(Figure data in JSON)

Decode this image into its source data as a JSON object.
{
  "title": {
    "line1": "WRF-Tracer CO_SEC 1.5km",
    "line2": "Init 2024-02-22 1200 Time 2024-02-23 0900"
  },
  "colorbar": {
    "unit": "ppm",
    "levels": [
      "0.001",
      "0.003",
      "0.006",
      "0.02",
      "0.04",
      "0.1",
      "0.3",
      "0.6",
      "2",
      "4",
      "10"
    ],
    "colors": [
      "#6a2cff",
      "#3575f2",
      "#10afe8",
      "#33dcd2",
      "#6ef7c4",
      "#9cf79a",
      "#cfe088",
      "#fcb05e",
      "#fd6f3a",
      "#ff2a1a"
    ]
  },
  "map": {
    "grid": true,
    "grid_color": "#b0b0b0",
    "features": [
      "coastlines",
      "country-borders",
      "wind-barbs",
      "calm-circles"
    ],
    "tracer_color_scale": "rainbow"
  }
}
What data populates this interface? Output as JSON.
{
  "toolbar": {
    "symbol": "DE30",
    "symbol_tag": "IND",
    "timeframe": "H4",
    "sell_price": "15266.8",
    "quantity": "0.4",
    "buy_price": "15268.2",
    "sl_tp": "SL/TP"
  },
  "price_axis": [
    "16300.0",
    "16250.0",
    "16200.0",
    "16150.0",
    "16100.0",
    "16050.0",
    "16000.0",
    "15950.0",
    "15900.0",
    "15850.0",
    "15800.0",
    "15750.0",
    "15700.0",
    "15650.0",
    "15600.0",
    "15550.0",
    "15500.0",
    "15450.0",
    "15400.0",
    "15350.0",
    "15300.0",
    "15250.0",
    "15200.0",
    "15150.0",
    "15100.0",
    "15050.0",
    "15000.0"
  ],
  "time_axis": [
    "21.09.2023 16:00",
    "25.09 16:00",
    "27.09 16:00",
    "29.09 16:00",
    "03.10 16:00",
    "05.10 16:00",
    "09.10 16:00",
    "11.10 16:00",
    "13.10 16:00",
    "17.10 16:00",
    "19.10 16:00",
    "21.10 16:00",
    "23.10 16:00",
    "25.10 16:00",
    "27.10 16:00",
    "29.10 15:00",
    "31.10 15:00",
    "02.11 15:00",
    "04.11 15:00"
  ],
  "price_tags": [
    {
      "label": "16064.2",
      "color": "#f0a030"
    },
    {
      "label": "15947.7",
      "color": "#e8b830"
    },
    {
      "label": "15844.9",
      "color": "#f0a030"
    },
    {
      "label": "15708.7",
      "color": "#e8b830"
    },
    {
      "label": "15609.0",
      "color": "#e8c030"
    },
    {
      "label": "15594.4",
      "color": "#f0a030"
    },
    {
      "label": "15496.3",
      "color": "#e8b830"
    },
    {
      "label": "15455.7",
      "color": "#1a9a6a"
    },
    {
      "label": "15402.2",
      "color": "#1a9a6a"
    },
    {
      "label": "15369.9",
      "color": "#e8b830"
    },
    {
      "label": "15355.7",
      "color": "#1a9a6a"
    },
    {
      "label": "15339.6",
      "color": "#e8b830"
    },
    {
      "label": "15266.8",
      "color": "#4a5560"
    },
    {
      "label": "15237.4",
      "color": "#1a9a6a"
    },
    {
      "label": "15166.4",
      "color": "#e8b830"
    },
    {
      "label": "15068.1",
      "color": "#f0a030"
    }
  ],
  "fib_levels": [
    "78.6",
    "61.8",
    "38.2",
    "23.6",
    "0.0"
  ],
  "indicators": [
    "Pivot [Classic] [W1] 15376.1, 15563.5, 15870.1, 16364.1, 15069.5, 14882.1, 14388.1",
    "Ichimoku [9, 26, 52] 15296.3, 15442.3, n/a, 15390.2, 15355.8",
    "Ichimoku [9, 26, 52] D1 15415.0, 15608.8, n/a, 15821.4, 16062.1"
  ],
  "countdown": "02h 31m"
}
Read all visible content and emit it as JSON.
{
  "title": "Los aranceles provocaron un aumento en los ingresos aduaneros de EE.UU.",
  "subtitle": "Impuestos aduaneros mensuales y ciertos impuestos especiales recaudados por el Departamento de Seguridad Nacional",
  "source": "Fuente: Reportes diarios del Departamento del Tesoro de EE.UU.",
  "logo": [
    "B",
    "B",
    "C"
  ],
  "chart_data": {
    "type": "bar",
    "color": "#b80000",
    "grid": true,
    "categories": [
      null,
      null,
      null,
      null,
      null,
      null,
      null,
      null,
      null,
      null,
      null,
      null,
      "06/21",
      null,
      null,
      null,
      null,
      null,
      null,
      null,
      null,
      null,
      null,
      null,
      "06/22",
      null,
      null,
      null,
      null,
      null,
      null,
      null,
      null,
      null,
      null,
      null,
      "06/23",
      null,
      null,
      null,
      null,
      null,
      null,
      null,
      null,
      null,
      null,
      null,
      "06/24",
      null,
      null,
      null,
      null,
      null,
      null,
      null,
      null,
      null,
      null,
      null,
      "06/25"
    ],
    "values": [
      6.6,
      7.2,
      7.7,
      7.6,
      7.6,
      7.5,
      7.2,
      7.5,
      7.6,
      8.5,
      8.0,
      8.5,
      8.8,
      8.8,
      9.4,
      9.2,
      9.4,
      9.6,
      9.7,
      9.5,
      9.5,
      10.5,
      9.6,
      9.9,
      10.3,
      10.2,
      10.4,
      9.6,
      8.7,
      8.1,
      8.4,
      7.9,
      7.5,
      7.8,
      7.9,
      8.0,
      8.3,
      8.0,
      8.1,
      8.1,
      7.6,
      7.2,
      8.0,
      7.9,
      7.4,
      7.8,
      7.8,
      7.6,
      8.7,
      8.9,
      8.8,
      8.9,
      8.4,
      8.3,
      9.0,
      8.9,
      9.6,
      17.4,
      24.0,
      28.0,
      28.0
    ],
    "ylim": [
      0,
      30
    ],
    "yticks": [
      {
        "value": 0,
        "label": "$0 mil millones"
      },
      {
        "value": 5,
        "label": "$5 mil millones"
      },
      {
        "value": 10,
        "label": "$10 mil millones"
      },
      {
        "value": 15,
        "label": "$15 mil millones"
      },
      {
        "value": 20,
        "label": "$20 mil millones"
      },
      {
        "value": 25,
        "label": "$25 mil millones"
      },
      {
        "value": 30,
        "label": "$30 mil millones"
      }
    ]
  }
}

- **Challenge**: From the first line to the last, retype the data exactly.

- **Written reply**:
Decode this image into its source data as a JSON object.
{
  "title": {
    "line1": "WRF-Tracer CO_SEC 1.5km",
    "line2": "Init 2024-02-22 1200 Time 2024-02-23 0900"
  },
  "colorbar": {
    "unit": "ppm",
    "levels": [
      "0.001",
      "0.003",
      "0.006",
      "0.02",
      "0.04",
      "0.1",
      "0.3",
      "0.6",
      "2",
      "4",
      "10"
    ],
    "colors": [
      "#6a2cff",
      "#3575f2",
      "#10afe8",
      "#33dcd2",
      "#6ef7c4",
      "#9cf79a",
      "#cfe088",
      "#fcb05e",
      "#fd6f3a",
      "#ff2a1a"
    ]
  },
  "map": {
    "grid": true,
    "grid_color": "#b0b0b0",
    "features": [
      "coastlines",
      "country-borders",
      "wind-barbs",
      "calm-circles"
    ],
    "tracer_color_scale": "rainbow"
  }
}
What data populates this interface? Output as JSON.
{
  "toolbar": {
    "symbol": "DE30",
    "symbol_tag": "IND",
    "timeframe": "H4",
    "sell_price": "15266.8",
    "quantity": "0.4",
    "buy_price": "15268.2",
    "sl_tp": "SL/TP"
  },
  "price_axis": [
    "16300.0",
    "16250.0",
    "16200.0",
    "16150.0",
    "16100.0",
    "16050.0",
    "16000.0",
    "15950.0",
    "15900.0",
    "15850.0",
    "15800.0",
    "15750.0",
    "15700.0",
    "15650.0",
    "15600.0",
    "15550.0",
    "15500.0",
    "15450.0",
    "15400.0",
    "15350.0",
    "15300.0",
    "15250.0",
    "15200.0",
    "15150.0",
    "15100.0",
    "15050.0",
    "15000.0"
  ],
  "time_axis": [
    "21.09.2023 16:00",
    "25.09 16:00",
    "27.09 16:00",
    "29.09 16:00",
    "03.10 16:00",
    "05.10 16:00",
    "09.10 16:00",
    "11.10 16:00",
    "13.10 16:00",
    "17.10 16:00",
    "19.10 16:00",
    "21.10 16:00",
    "23.10 16:00",
    "25.10 16:00",
    "27.10 16:00",
    "29.10 15:00",
    "31.10 15:00",
    "02.11 15:00",
    "04.11 15:00"
  ],
  "price_tags": [
    {
      "label": "16064.2",
      "color": "#f0a030"
    },
    {
      "label": "15947.7",
      "color": "#e8b830"
    },
    {
      "label": "15844.9",
      "color": "#f0a030"
    },
    {
      "label": "15708.7",
      "color": "#e8b830"
    },
    {
      "label": "15609.0",
      "color": "#e8c030"
    },
    {
      "label": "15594.4",
      "color": "#f0a030"
    },
    {
      "label": "15496.3",
      "color": "#e8b830"
    },
    {
      "label": "15455.7",
      "color": "#1a9a6a"
    },
    {
      "label": "15402.2",
      "color": "#1a9a6a"
    },
    {
      "label": "15369.9",
      "color": "#e8b830"
    },
    {
      "label": "15355.7",
      "color": "#1a9a6a"
    },
    {
      "label": "15339.6",
      "color": "#e8b830"
    },
    {
      "label": "15266.8",
      "color": "#4a5560"
    },
    {
      "label": "15237.4",
      "color": "#1a9a6a"
    },
    {
      "label": "15166.4",
      "color": "#e8b830"
    },
    {
      "label": "15068.1",
      "color": "#f0a030"
    }
  ],
  "fib_levels": [
    "78.6",
    "61.8",
    "38.2",
    "23.6",
    "0.0"
  ],
  "indicators": [
    "Pivot [Classic] [W1] 15376.1, 15563.5, 15870.1, 16364.1, 15069.5, 14882.1, 14388.1",
    "Ichimoku [9, 26, 52] 15296.3, 15442.3, n/a, 15390.2, 15355.8",
    "Ichimoku [9, 26, 52] D1 15415.0, 15608.8, n/a, 15821.4, 16062.1"
  ],
  "countdown": "02h 31m"
}
Read all visible content and emit it as JSON.
{
  "title": "Los aranceles provocaron un aumento en los ingresos aduaneros de EE.UU.",
  "subtitle": "Impuestos aduaneros mensuales y ciertos impuestos especiales recaudados por el Departamento de Seguridad Nacional",
  "source": "Fuente: Reportes diarios del Departamento del Tesoro de EE.UU.",
  "logo": [
    "B",
    "B",
    "C"
  ],
  "chart_data": {
    "type": "bar",
    "color": "#b80000",
    "grid": true,
    "categories": [
      null,
      null,
      null,
      null,
      null,
      null,
      null,
      null,
      null,
      null,
      null,
      null,
      "06/21",
      null,
      null,
      null,
      null,
      null,
      null,
      null,
      null,
      null,
      null,
      null,
      "06/22",
      null,
      null,
      null,
      null,
      null,
      null,
      null,
      null,
      null,
      null,
      null,
      "06/23",
      null,
      null,
      null,
      null,
      null,
      null,
      null,
      null,
      null,
      null,
      null,
      "06/24",
      null,
      null,
      null,
      null,
      null,
      null,
      null,
      null,
      null,
      null,
      null,
      "06/25"
    ],
    "values": [
      6.6,
      7.2,
      7.7,
      7.6,
      7.6,
      7.5,
      7.2,
      7.5,
      7.6,
      8.5,
      8.0,
      8.5,
      8.8,
      8.8,
      9.4,
      9.2,
      9.4,
      9.6,
      9.7,
      9.5,
      9.5,
      10.5,
      9.6,
      9.9,
      10.3,
      10.2,
      10.4,
      9.6,
      8.7,
      8.1,
      8.4,
      7.9,
      7.5,
      7.8,
      7.9,
      8.0,
      8.3,
      8.0,
      8.1,
      8.1,
      7.6,
      7.2,
      8.0,
      7.9,
      7.4,
      7.8,
      7.8,
      7.6,
      8.7,
      8.9,
      8.8,
      8.9,
      8.4,
      8.3,
      9.0,
      8.9,
      9.6,
      17.4,
      24.0,
      28.0,
      28.0
    ],
    "ylim": [
      0,
      30
    ],
    "yticks": [
      {
        "value": 0,
        "label": "$0 mil millones"
      },
      {
        "value": 5,
        "label": "$5 mil millones"
      },
      {
        "value": 10,
        "label": "$10 mil millones"
      },
      {
        "value": 15,
        "label": "$15 mil millones"
      },
      {
        "value": 20,
        "label": "$20 mil millones"
      },
      {
        "value": 25,
        "label": "$25 mil millones"
      },
      {
        "value": 30,
        "label": "$30 mil millones"
      }
    ]
  }
}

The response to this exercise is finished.